--- START ---
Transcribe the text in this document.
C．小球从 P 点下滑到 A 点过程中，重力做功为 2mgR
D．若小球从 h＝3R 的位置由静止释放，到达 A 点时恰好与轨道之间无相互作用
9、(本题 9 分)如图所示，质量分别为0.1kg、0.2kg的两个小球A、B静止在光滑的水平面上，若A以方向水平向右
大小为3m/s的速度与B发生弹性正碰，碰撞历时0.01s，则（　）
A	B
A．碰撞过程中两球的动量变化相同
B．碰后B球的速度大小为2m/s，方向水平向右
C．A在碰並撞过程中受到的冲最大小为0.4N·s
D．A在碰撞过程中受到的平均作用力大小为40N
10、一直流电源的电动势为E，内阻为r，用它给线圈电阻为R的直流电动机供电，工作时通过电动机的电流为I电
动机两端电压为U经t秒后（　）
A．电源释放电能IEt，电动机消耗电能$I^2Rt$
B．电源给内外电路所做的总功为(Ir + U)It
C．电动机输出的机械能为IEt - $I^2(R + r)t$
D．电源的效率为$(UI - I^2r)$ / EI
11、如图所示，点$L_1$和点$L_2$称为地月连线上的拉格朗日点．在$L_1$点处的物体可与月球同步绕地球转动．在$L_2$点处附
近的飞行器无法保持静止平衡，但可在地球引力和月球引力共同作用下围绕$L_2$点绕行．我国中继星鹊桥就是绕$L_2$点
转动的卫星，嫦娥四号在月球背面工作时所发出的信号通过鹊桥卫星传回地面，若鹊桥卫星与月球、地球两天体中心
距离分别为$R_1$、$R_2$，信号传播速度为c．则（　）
--- END ---
◆ TASK STATEMENT ◆
In the records, locate each line holding the string "如图所示" and copy it.

◆ SOLVED PROBLEM ◆
9、(本题 9 分)如图所示，质量分别为0.1kg、0.2kg的两个小球A、B静止在光滑的水平面上，若A以方向水平向右
11、如图所示，点$L_1$和点$L_2$称为地月连线上的拉格朗日点．在$L_1$点处的物体可与月球同步绕地球转动．在$L_2$点处附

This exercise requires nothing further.